_WRITTEN PROBLEM:_ Below are entries to be transcribed exactly; exclude the pictures from the copy.

--- Begin ---

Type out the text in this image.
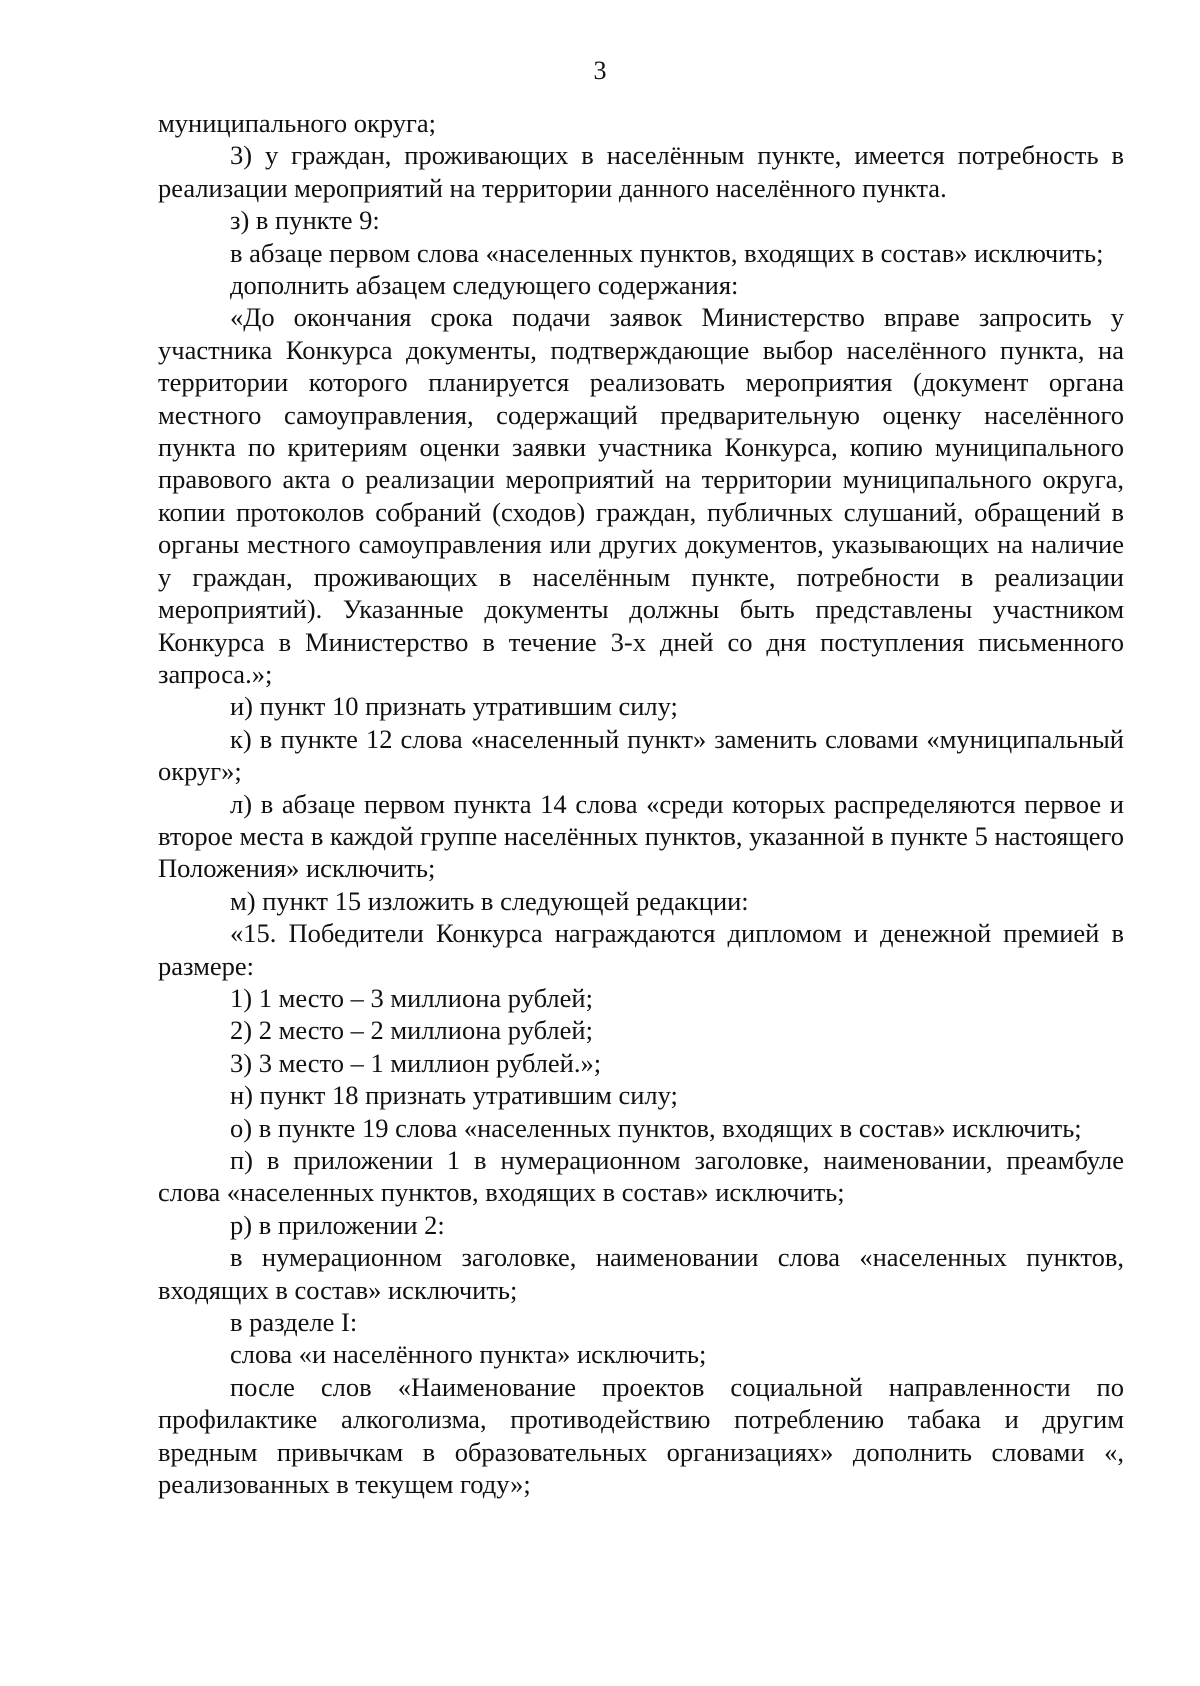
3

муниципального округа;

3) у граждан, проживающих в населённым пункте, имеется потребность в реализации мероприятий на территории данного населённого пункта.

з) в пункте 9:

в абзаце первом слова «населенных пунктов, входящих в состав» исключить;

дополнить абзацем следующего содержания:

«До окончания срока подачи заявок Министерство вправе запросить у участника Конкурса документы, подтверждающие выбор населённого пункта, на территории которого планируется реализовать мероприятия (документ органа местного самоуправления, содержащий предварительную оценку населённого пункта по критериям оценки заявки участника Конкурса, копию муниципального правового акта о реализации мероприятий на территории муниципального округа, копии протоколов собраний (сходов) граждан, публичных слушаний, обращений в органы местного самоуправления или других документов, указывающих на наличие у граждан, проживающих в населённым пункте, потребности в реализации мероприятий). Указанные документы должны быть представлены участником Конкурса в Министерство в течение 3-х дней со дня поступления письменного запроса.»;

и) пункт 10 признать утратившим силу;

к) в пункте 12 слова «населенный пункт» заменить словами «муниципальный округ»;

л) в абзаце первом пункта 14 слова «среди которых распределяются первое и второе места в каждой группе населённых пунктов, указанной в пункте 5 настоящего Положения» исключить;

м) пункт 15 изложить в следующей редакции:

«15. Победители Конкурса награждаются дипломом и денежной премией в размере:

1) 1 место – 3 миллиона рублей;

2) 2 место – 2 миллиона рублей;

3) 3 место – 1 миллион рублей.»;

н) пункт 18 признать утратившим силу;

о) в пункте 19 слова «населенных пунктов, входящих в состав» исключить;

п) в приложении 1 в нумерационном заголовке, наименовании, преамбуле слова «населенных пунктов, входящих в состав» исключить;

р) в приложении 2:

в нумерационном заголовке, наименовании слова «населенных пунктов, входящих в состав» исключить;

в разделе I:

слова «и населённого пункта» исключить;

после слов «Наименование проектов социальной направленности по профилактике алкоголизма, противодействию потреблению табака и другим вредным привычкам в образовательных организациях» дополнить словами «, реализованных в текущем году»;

--- End ---

_WRITTEN SOLUTION:_
Type out the text in this image.
3

муниципального округа;

3) у граждан, проживающих в населённым пункте, имеется потребность в реализации мероприятий на территории данного населённого пункта.

з) в пункте 9:

в абзаце первом слова «населенных пунктов, входящих в состав» исключить;

дополнить абзацем следующего содержания:

«До окончания срока подачи заявок Министерство вправе запросить у участника Конкурса документы, подтверждающие выбор населённого пункта, на территории которого планируется реализовать мероприятия (документ органа местного самоуправления, содержащий предварительную оценку населённого пункта по критериям оценки заявки участника Конкурса, копию муниципального правового акта о реализации мероприятий на территории муниципального округа, копии протоколов собраний (сходов) граждан, публичных слушаний, обращений в органы местного самоуправления или других документов, указывающих на наличие у граждан, проживающих в населённым пункте, потребности в реализации мероприятий). Указанные документы должны быть представлены участником Конкурса в Министерство в течение 3-х дней со дня поступления письменного запроса.»;

и) пункт 10 признать утратившим силу;

к) в пункте 12 слова «населенный пункт» заменить словами «муниципальный округ»;

л) в абзаце первом пункта 14 слова «среди которых распределяются первое и второе места в каждой группе населённых пунктов, указанной в пункте 5 настоящего Положения» исключить;

м) пункт 15 изложить в следующей редакции:

«15. Победители Конкурса награждаются дипломом и денежной премией в размере:

1) 1 место – 3 миллиона рублей;

2) 2 место – 2 миллиона рублей;

3) 3 место – 1 миллион рублей.»;

н) пункт 18 признать утратившим силу;

о) в пункте 19 слова «населенных пунктов, входящих в состав» исключить;

п) в приложении 1 в нумерационном заголовке, наименовании, преамбуле слова «населенных пунктов, входящих в состав» исключить;

р) в приложении 2:

в нумерационном заголовке, наименовании слова «населенных пунктов, входящих в состав» исключить;

в разделе I:

слова «и населённого пункта» исключить;

после слов «Наименование проектов социальной направленности по профилактике алкоголизма, противодействию потреблению табака и другим вредным привычкам в образовательных организациях» дополнить словами «, реализованных в текущем году»;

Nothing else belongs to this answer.